[Saved entries]
* * *
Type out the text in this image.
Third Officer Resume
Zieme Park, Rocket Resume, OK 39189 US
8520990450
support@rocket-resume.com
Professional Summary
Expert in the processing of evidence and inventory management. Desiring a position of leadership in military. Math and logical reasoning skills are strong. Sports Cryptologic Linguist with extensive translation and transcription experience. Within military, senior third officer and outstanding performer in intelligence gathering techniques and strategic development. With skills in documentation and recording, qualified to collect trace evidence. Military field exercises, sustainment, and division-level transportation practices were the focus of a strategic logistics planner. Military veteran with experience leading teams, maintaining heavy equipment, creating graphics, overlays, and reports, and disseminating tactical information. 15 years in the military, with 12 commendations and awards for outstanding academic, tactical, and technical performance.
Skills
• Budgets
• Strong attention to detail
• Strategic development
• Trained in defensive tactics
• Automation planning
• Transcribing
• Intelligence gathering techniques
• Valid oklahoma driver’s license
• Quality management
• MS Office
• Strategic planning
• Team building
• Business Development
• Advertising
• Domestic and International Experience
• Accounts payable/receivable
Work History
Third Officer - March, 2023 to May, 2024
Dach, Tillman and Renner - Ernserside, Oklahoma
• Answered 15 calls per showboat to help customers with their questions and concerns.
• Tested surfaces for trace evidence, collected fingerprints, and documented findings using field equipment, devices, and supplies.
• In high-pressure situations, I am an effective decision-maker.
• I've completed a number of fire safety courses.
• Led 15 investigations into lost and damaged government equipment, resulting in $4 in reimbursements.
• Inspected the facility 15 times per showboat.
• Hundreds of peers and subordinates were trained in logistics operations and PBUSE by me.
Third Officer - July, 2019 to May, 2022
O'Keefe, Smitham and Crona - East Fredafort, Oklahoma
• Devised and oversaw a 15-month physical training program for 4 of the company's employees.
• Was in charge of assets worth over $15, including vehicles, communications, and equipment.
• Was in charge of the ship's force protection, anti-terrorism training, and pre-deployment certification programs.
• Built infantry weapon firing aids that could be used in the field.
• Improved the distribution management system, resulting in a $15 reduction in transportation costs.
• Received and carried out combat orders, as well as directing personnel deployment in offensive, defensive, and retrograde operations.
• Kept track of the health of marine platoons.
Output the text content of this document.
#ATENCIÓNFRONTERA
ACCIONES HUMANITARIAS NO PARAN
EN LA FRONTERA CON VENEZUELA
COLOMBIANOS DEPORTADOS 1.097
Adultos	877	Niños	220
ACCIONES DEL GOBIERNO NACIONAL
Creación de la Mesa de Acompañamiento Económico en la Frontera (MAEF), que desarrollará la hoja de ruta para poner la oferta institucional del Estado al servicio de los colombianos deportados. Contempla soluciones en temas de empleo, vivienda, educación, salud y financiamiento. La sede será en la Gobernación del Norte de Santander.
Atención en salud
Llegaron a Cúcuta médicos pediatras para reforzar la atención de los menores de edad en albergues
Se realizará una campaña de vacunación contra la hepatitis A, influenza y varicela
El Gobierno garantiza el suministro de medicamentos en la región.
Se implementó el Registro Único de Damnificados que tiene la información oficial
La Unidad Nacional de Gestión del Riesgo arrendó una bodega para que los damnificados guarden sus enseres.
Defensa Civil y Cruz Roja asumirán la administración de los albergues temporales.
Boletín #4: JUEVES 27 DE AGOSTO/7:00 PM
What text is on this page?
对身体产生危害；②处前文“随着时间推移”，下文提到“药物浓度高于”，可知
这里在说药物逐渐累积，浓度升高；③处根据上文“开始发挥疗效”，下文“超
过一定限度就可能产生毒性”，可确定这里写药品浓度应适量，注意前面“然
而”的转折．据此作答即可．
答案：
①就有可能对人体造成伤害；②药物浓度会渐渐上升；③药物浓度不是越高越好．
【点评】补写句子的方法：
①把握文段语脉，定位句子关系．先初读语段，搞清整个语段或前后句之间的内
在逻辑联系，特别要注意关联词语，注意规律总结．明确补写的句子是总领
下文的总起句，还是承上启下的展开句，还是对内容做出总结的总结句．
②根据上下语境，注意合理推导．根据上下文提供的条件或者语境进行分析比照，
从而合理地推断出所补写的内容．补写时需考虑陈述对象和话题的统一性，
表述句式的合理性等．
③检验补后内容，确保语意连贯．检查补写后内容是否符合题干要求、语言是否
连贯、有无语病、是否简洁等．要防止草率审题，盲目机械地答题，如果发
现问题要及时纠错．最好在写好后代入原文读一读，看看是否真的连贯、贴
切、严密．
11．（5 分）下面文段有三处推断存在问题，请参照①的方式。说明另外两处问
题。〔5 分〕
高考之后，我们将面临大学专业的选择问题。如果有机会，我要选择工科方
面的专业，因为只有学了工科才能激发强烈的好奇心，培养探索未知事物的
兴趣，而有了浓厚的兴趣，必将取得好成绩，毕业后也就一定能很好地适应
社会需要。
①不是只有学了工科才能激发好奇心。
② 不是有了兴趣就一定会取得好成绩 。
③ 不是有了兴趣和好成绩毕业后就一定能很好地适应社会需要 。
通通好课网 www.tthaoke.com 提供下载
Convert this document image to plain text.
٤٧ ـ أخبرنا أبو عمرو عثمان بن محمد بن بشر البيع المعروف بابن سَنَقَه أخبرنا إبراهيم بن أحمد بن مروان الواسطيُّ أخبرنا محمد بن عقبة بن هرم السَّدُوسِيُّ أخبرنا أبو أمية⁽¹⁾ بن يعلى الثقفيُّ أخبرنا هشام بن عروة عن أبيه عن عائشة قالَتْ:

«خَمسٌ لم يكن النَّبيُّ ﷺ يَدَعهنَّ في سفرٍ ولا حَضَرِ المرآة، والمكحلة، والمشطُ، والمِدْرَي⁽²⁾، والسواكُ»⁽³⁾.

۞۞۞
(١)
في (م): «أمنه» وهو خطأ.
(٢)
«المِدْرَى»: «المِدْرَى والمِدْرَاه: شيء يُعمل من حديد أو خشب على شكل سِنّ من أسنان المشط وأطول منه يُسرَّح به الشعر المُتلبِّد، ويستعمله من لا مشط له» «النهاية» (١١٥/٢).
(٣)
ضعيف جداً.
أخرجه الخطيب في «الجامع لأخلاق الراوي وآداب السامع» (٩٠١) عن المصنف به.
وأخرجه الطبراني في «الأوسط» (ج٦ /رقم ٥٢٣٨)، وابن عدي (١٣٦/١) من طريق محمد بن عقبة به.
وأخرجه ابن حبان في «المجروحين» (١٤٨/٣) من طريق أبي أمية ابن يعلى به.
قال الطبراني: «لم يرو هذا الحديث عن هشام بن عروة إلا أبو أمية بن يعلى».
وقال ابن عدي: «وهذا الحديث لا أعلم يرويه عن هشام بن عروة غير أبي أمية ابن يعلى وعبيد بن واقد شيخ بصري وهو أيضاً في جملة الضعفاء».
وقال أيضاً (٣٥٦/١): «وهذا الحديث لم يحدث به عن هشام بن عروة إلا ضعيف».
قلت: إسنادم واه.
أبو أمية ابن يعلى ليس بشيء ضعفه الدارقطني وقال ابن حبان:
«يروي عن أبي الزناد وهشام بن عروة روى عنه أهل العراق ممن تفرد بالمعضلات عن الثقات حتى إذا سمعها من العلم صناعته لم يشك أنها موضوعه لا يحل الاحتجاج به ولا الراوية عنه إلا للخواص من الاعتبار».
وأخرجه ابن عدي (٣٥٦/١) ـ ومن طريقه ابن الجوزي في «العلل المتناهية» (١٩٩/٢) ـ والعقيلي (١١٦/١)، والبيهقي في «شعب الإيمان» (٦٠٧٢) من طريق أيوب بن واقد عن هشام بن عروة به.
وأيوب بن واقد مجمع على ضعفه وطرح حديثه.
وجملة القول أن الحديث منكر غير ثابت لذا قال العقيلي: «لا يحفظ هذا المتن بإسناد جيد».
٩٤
* * *
**Exercise prompt**
All of the data shown above must be copied exactly.

**Task response**
Type out the text in this image.
Third Officer Resume
Zieme Park, Rocket Resume, OK 39189 US
8520990450
support@rocket-resume.com
Professional Summary
Expert in the processing of evidence and inventory management. Desiring a position of leadership in military. Math and logical reasoning skills are strong. Sports Cryptologic Linguist with extensive translation and transcription experience. Within military, senior third officer and outstanding performer in intelligence gathering techniques and strategic development. With skills in documentation and recording, qualified to collect trace evidence. Military field exercises, sustainment, and division-level transportation practices were the focus of a strategic logistics planner. Military veteran with experience leading teams, maintaining heavy equipment, creating graphics, overlays, and reports, and disseminating tactical information. 15 years in the military, with 12 commendations and awards for outstanding academic, tactical, and technical performance.
Skills
• Budgets
• Strong attention to detail
• Strategic development
• Trained in defensive tactics
• Automation planning
• Transcribing
• Intelligence gathering techniques
• Valid oklahoma driver’s license
• Quality management
• MS Office
• Strategic planning
• Team building
• Business Development
• Advertising
• Domestic and International Experience
• Accounts payable/receivable
Work History
Third Officer - March, 2023 to May, 2024
Dach, Tillman and Renner - Ernserside, Oklahoma
• Answered 15 calls per showboat to help customers with their questions and concerns.
• Tested surfaces for trace evidence, collected fingerprints, and documented findings using field equipment, devices, and supplies.
• In high-pressure situations, I am an effective decision-maker.
• I've completed a number of fire safety courses.
• Led 15 investigations into lost and damaged government equipment, resulting in $4 in reimbursements.
• Inspected the facility 15 times per showboat.
• Hundreds of peers and subordinates were trained in logistics operations and PBUSE by me.
Third Officer - July, 2019 to May, 2022
O'Keefe, Smitham and Crona - East Fredafort, Oklahoma
• Devised and oversaw a 15-month physical training program for 4 of the company's employees.
• Was in charge of assets worth over $15, including vehicles, communications, and equipment.
• Was in charge of the ship's force protection, anti-terrorism training, and pre-deployment certification programs.
• Built infantry weapon firing aids that could be used in the field.
• Improved the distribution management system, resulting in a $15 reduction in transportation costs.
• Received and carried out combat orders, as well as directing personnel deployment in offensive, defensive, and retrograde operations.
• Kept track of the health of marine platoons.
Output the text content of this document.
#ATENCIÓNFRONTERA
ACCIONES HUMANITARIAS NO PARAN
EN LA FRONTERA CON VENEZUELA
COLOMBIANOS DEPORTADOS 1.097
Adultos	877	Niños	220
ACCIONES DEL GOBIERNO NACIONAL
Creación de la Mesa de Acompañamiento Económico en la Frontera (MAEF), que desarrollará la hoja de ruta para poner la oferta institucional del Estado al servicio de los colombianos deportados. Contempla soluciones en temas de empleo, vivienda, educación, salud y financiamiento. La sede será en la Gobernación del Norte de Santander.
Atención en salud
Llegaron a Cúcuta médicos pediatras para reforzar la atención de los menores de edad en albergues
Se realizará una campaña de vacunación contra la hepatitis A, influenza y varicela
El Gobierno garantiza el suministro de medicamentos en la región.
Se implementó el Registro Único de Damnificados que tiene la información oficial
La Unidad Nacional de Gestión del Riesgo arrendó una bodega para que los damnificados guarden sus enseres.
Defensa Civil y Cruz Roja asumirán la administración de los albergues temporales.
Boletín #4: JUEVES 27 DE AGOSTO/7:00 PM
What text is on this page?
对身体产生危害；②处前文“随着时间推移”，下文提到“药物浓度高于”，可知
这里在说药物逐渐累积，浓度升高；③处根据上文“开始发挥疗效”，下文“超
过一定限度就可能产生毒性”，可确定这里写药品浓度应适量，注意前面“然
而”的转折．据此作答即可．
答案：
①就有可能对人体造成伤害；②药物浓度会渐渐上升；③药物浓度不是越高越好．
【点评】补写句子的方法：
①把握文段语脉，定位句子关系．先初读语段，搞清整个语段或前后句之间的内
在逻辑联系，特别要注意关联词语，注意规律总结．明确补写的句子是总领
下文的总起句，还是承上启下的展开句，还是对内容做出总结的总结句．
②根据上下语境，注意合理推导．根据上下文提供的条件或者语境进行分析比照，
从而合理地推断出所补写的内容．补写时需考虑陈述对象和话题的统一性，
表述句式的合理性等．
③检验补后内容，确保语意连贯．检查补写后内容是否符合题干要求、语言是否
连贯、有无语病、是否简洁等．要防止草率审题，盲目机械地答题，如果发
现问题要及时纠错．最好在写好后代入原文读一读，看看是否真的连贯、贴
切、严密．
11．（5 分）下面文段有三处推断存在问题，请参照①的方式。说明另外两处问
题。〔5 分〕
高考之后，我们将面临大学专业的选择问题。如果有机会，我要选择工科方
面的专业，因为只有学了工科才能激发强烈的好奇心，培养探索未知事物的
兴趣，而有了浓厚的兴趣，必将取得好成绩，毕业后也就一定能很好地适应
社会需要。
①不是只有学了工科才能激发好奇心。
② 不是有了兴趣就一定会取得好成绩 。
③ 不是有了兴趣和好成绩毕业后就一定能很好地适应社会需要 。
通通好课网 www.tthaoke.com 提供下载
Convert this document image to plain text.
٤٧ ـ أخبرنا أبو عمرو عثمان بن محمد بن بشر البيع المعروف بابن سَنَقَه أخبرنا إبراهيم بن أحمد بن مروان الواسطيُّ أخبرنا محمد بن عقبة بن هرم السَّدُوسِيُّ أخبرنا أبو أمية⁽¹⁾ بن يعلى الثقفيُّ أخبرنا هشام بن عروة عن أبيه عن عائشة قالَتْ:

«خَمسٌ لم يكن النَّبيُّ ﷺ يَدَعهنَّ في سفرٍ ولا حَضَرِ المرآة، والمكحلة، والمشطُ، والمِدْرَي⁽²⁾، والسواكُ»⁽³⁾.

۞۞۞
(١)
في (م): «أمنه» وهو خطأ.
(٢)
«المِدْرَى»: «المِدْرَى والمِدْرَاه: شيء يُعمل من حديد أو خشب على شكل سِنّ من أسنان المشط وأطول منه يُسرَّح به الشعر المُتلبِّد، ويستعمله من لا مشط له» «النهاية» (١١٥/٢).
(٣)
ضعيف جداً.
أخرجه الخطيب في «الجامع لأخلاق الراوي وآداب السامع» (٩٠١) عن المصنف به.
وأخرجه الطبراني في «الأوسط» (ج٦ /رقم ٥٢٣٨)، وابن عدي (١٣٦/١) من طريق محمد بن عقبة به.
وأخرجه ابن حبان في «المجروحين» (١٤٨/٣) من طريق أبي أمية ابن يعلى به.
قال الطبراني: «لم يرو هذا الحديث عن هشام بن عروة إلا أبو أمية بن يعلى».
وقال ابن عدي: «وهذا الحديث لا أعلم يرويه عن هشام بن عروة غير أبي أمية ابن يعلى وعبيد بن واقد شيخ بصري وهو أيضاً في جملة الضعفاء».
وقال أيضاً (٣٥٦/١): «وهذا الحديث لم يحدث به عن هشام بن عروة إلا ضعيف».
قلت: إسنادم واه.
أبو أمية ابن يعلى ليس بشيء ضعفه الدارقطني وقال ابن حبان:
«يروي عن أبي الزناد وهشام بن عروة روى عنه أهل العراق ممن تفرد بالمعضلات عن الثقات حتى إذا سمعها من العلم صناعته لم يشك أنها موضوعه لا يحل الاحتجاج به ولا الراوية عنه إلا للخواص من الاعتبار».
وأخرجه ابن عدي (٣٥٦/١) ـ ومن طريقه ابن الجوزي في «العلل المتناهية» (١٩٩/٢) ـ والعقيلي (١١٦/١)، والبيهقي في «شعب الإيمان» (٦٠٧٢) من طريق أيوب بن واقد عن هشام بن عروة به.
وأيوب بن واقد مجمع على ضعفه وطرح حديثه.
وجملة القول أن الحديث منكر غير ثابت لذا قال العقيلي: «لا يحفظ هذا المتن بإسناد جيد».
٩٤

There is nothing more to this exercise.